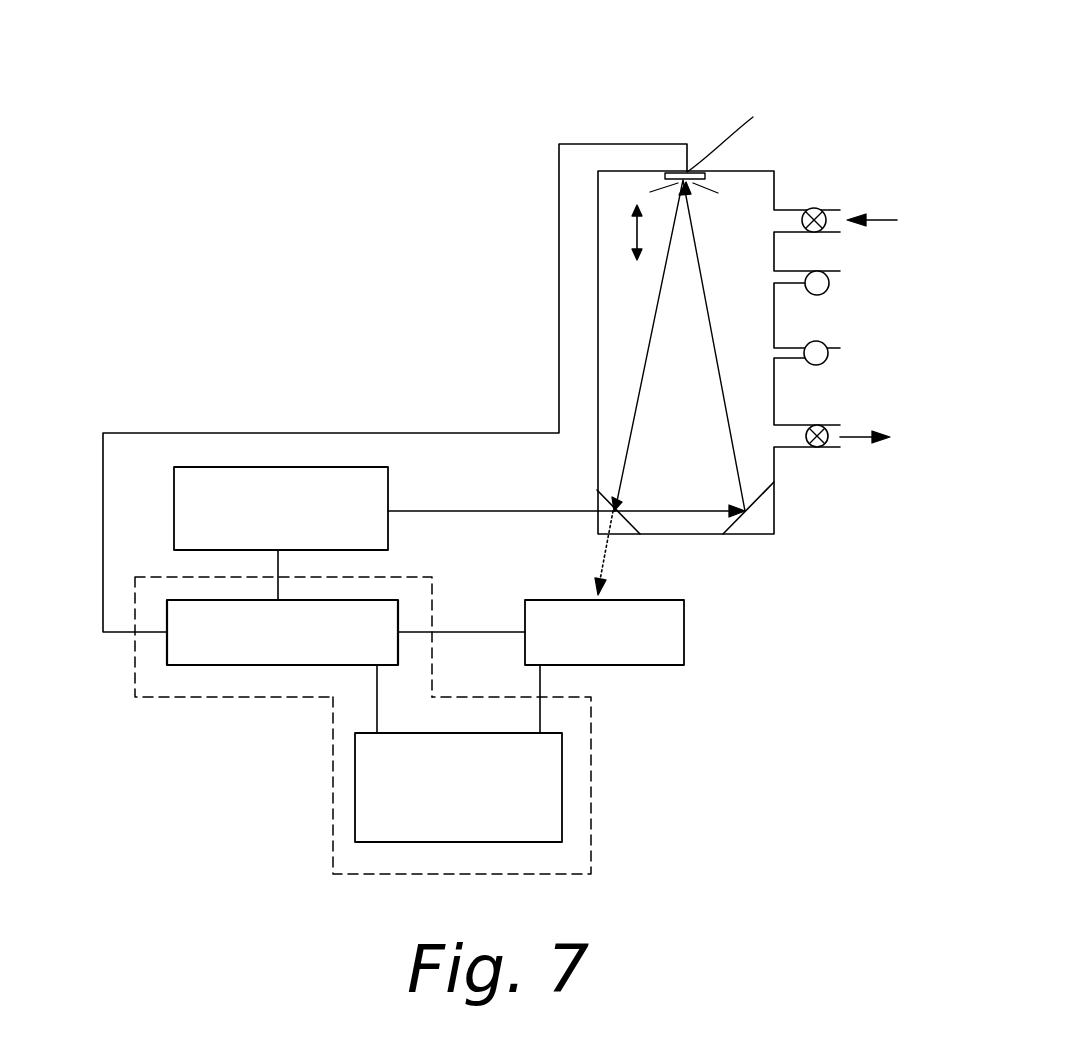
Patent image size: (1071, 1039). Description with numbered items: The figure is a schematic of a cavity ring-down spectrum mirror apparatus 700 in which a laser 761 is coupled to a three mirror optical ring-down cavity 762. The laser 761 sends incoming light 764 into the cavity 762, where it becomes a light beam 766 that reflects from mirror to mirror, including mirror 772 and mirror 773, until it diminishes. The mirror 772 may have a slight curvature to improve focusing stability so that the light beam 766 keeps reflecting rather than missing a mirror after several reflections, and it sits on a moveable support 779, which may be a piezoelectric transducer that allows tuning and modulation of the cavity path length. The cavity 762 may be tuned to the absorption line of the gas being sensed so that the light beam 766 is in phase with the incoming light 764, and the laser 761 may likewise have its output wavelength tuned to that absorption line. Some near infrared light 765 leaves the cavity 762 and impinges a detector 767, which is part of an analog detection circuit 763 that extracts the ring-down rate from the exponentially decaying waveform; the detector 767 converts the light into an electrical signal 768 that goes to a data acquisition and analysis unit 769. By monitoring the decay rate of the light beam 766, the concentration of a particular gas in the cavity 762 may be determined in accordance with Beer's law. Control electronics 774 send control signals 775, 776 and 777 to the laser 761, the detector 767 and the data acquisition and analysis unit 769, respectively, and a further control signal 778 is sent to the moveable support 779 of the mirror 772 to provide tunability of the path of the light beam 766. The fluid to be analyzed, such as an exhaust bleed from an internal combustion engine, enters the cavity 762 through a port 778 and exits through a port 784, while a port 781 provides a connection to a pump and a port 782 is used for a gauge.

The cavity ring-down spectrum mirror apparatus 700 is at (307, 160).
The laser 761 is at (388, 468).
The optical ring-down cavity 762 is at (765, 171).
The analog detection circuit 763 is at (591, 797).
The incoming light 764 is at (475, 511).
The near infrared light 765 is at (602, 565).
The light beam 766 is at (648, 345).
The detector 767 is at (683, 600).
The electrical signal 768 is at (540, 706).
The data acquisition and analysis unit 769 is at (355, 787).
The mirror 772 is at (680, 183).
The mirror 773 is at (677, 546).
The control electronics 774 is at (167, 655).
The control signal 775 is at (278, 567).
The control signal 776 is at (453, 632).
The control signal 777 is at (632, 227).
The control signal / port 778 is at (443, 433).
The moveable support 779 is at (737, 122).
The port 781 is at (800, 343).
The port 782 is at (797, 268).
The port 784 is at (813, 424).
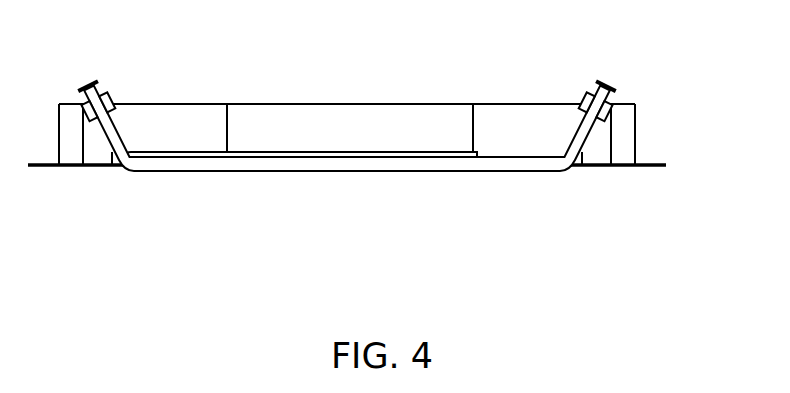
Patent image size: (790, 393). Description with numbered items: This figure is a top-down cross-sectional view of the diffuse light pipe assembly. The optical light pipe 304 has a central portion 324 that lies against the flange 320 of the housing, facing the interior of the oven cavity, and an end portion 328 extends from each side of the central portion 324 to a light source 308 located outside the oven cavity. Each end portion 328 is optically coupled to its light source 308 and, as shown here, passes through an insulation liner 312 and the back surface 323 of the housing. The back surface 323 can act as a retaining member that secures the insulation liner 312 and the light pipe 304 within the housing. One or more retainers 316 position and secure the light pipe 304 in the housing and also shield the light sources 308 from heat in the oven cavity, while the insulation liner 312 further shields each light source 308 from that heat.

## WHAT YOU NEED TO DO
List each line in the rows above that contains the word "circuit".

## EXERCISE OUTPUT
Patent image size: (1071, 1039). Description with numbered items: The figure is a schematic of a cavity ring-down spectrum mirror apparatus 700 in which a laser 761 is coupled to a three mirror optical ring-down cavity 762. The laser 761 sends incoming light 764 into the cavity 762, where it becomes a light beam 766 that reflects from mirror to mirror, including mirror 772 and mirror 773, until it diminishes. The mirror 772 may have a slight curvature to improve focusing stability so that the light beam 766 keeps reflecting rather than missing a mirror after several reflections, and it sits on a moveable support 779, which may be a piezoelectric transducer that allows tuning and modulation of the cavity path length. The cavity 762 may be tuned to the absorption line of the gas being sensed so that the light beam 766 is in phase with the incoming light 764, and the laser 761 may likewise have its output wavelength tuned to that absorption line. Some near infrared light 765 leaves the cavity 762 and impinges a detector 767, which is part of an analog detection circuit 763 that extracts the ring-down rate from the exponentially decaying waveform; the detector 767 converts the light into an electrical signal 768 that goes to a data acquisition and analysis unit 769. By monitoring the decay rate of the light beam 766, the concentration of a particular gas in the cavity 762 may be determined in accordance with Beer's law. Control electronics 774 send control signals 775, 776 and 777 to the laser 761, the detector 767 and the data acquisition and analysis unit 769, respectively, and a further control signal 778 is sent to the moveable support 779 of the mirror 772 to provide tunability of the path of the light beam 766. The fluid to be analyzed, such as an exhaust bleed from an internal combustion engine, enters the cavity 762 through a port 778 and exits through a port 784, while a port 781 provides a connection to a pump and a port 782 is used for a gauge.
The analog detection circuit 763 is at (591, 797).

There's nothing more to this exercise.